## INSTRUCTIONS TO FOLLOW
All lines in which the word "tabs" occurs are to be extracted.
____ RECORDS SUPPLIED
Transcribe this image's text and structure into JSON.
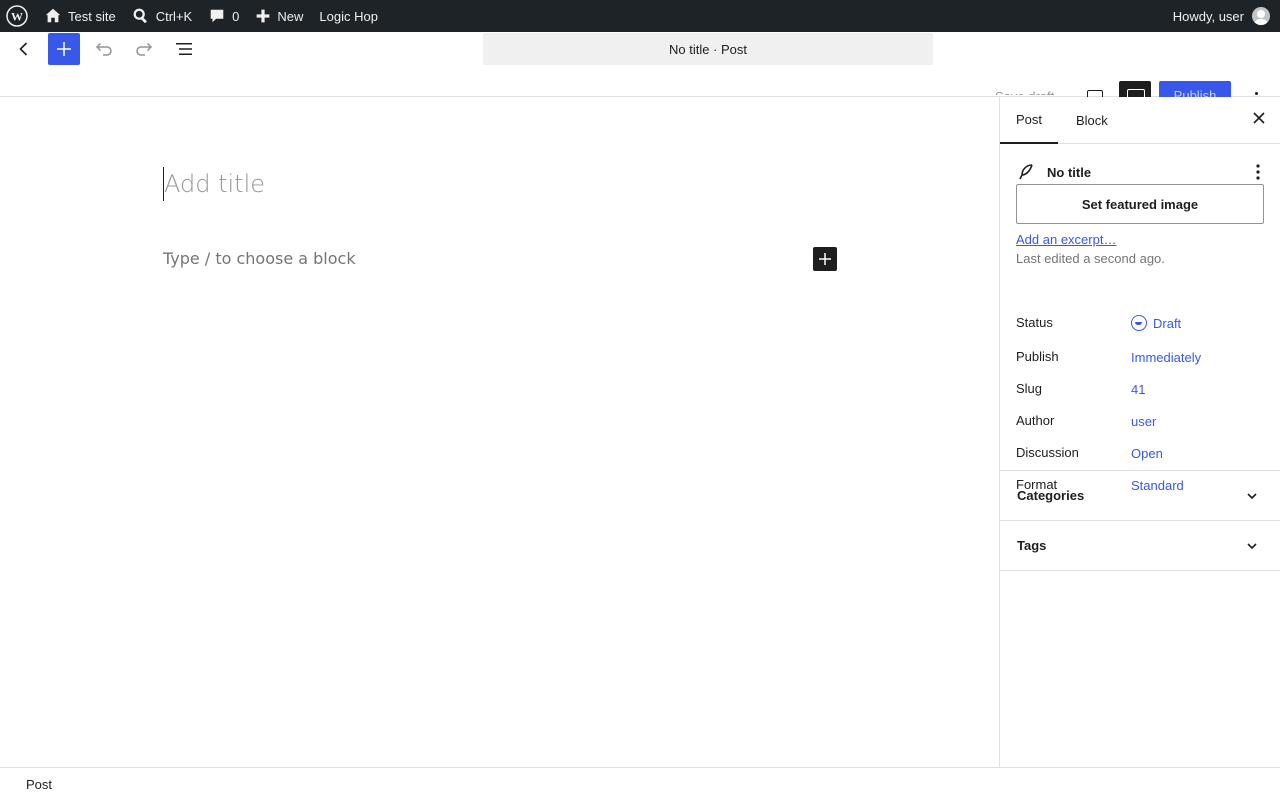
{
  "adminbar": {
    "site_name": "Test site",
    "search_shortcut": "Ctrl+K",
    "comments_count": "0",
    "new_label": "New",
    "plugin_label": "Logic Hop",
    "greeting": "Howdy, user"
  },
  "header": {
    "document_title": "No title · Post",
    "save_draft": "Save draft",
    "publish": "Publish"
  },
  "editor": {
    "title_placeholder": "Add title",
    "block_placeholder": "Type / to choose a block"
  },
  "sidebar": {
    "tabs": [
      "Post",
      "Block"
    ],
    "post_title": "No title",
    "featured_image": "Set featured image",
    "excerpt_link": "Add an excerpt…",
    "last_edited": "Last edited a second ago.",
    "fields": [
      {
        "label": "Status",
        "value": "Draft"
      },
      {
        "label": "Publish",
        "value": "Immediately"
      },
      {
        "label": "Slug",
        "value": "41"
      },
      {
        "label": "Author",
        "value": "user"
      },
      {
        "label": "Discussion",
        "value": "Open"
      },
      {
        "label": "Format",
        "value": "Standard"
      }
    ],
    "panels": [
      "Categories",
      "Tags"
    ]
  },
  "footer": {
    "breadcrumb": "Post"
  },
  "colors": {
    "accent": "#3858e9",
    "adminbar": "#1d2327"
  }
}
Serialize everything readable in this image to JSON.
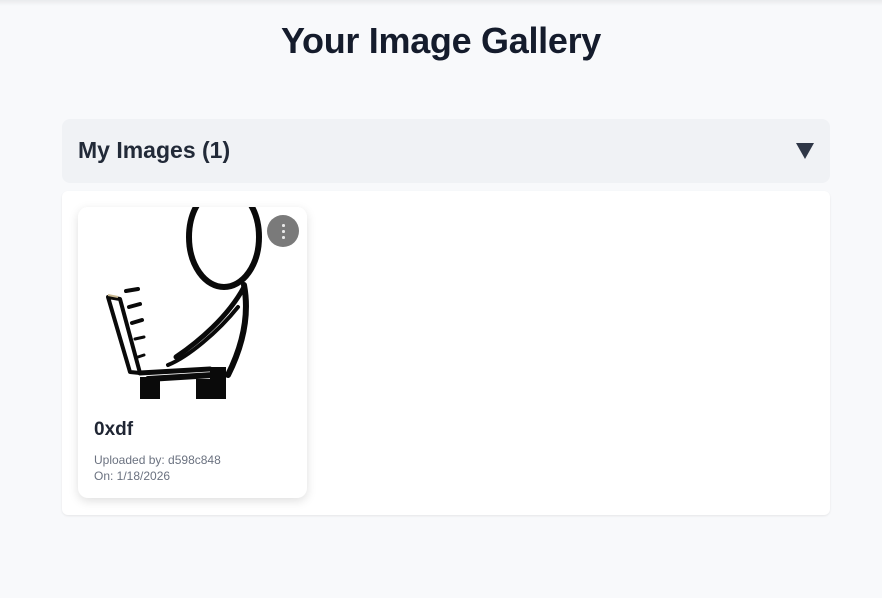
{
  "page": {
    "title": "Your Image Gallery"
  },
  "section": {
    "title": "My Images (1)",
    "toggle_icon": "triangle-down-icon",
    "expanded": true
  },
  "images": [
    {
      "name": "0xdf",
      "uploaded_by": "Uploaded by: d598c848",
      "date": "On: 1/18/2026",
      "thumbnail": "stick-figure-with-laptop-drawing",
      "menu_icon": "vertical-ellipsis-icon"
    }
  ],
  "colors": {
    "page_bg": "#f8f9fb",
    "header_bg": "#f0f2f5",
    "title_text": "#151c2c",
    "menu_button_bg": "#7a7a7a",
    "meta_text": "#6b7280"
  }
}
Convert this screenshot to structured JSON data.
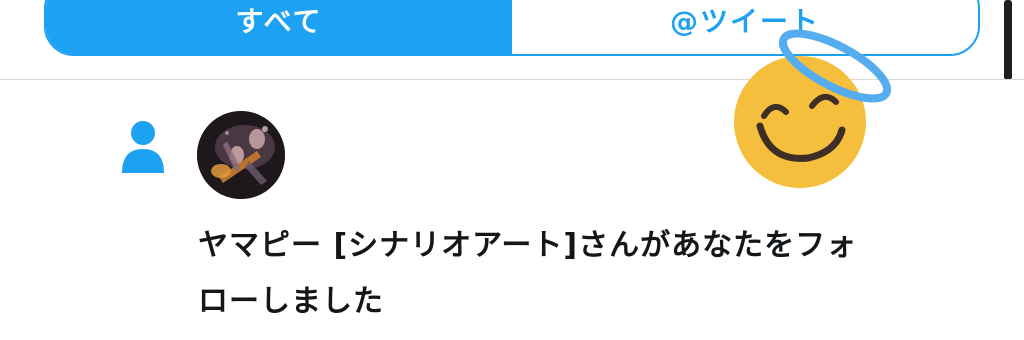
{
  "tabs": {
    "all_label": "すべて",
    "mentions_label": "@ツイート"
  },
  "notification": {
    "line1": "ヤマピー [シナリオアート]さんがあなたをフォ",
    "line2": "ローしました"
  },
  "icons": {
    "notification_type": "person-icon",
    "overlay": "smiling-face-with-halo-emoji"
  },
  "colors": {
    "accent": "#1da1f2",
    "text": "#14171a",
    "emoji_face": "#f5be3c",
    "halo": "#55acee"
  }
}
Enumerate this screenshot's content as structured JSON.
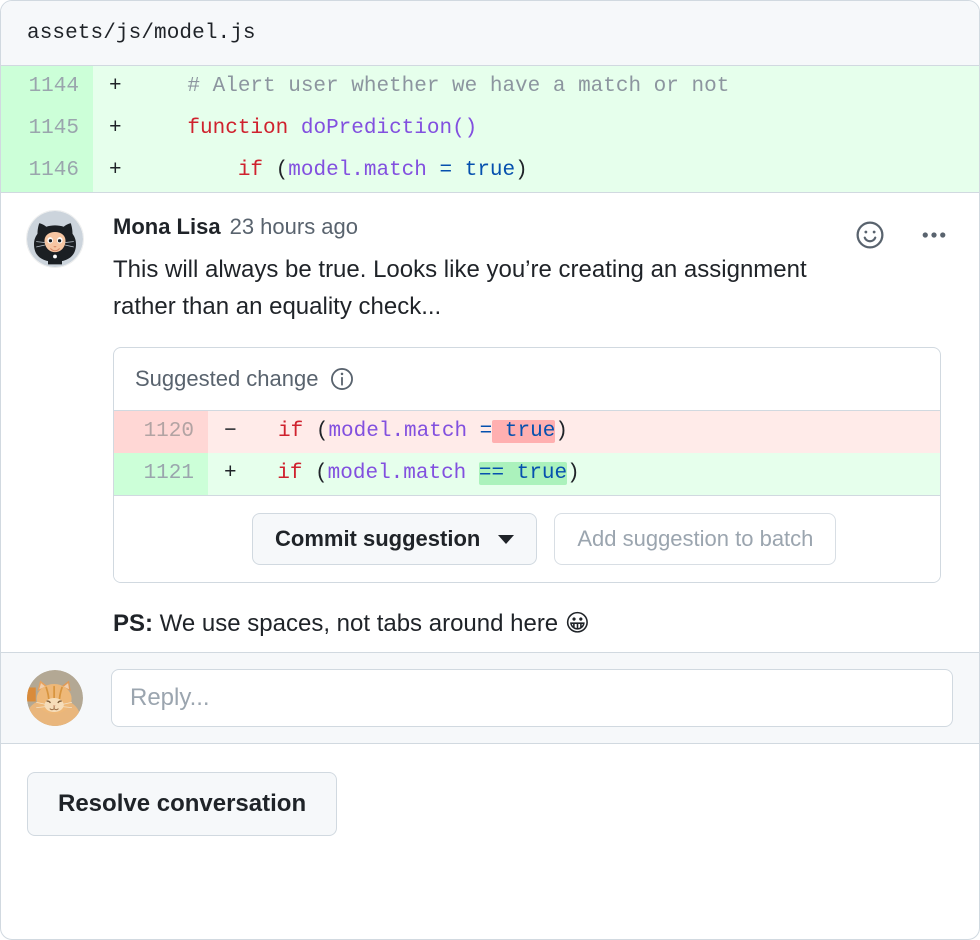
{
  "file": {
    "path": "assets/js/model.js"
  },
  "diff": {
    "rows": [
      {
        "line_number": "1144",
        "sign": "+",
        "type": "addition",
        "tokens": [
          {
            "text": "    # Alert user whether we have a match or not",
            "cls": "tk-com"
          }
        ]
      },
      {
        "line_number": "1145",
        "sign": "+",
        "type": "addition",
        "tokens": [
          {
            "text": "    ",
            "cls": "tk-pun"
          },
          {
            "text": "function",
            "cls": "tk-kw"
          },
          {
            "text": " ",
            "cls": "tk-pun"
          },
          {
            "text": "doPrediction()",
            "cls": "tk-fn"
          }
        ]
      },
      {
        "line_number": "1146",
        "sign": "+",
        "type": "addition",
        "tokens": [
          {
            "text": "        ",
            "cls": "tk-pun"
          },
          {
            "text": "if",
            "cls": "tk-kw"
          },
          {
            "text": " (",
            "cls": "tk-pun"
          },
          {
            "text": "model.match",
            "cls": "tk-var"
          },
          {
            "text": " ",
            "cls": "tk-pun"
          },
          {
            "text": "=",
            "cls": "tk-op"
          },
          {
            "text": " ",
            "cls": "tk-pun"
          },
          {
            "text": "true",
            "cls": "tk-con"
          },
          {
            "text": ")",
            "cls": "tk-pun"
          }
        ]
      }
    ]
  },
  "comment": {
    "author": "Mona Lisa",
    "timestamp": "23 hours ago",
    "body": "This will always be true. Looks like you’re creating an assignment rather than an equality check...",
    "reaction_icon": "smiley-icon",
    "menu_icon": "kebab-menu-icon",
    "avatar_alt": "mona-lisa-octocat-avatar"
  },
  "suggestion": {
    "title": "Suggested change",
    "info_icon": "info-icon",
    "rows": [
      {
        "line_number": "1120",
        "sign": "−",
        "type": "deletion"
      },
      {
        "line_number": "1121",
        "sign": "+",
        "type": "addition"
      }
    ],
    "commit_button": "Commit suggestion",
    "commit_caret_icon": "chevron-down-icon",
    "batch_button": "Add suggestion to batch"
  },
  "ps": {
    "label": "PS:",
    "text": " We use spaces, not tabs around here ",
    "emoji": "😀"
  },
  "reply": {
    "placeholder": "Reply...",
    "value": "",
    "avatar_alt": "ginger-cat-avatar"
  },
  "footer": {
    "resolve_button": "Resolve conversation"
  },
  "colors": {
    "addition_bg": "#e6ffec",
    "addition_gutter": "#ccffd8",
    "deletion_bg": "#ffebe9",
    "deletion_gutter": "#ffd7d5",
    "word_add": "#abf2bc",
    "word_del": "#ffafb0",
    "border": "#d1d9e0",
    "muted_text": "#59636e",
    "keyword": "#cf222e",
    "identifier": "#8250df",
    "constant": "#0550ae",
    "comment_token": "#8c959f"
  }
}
________
## ANSWER TO THE EXERCISE
    "tabs": [
  "tabs": {
    "text": " We use spaces, not tabs around here ",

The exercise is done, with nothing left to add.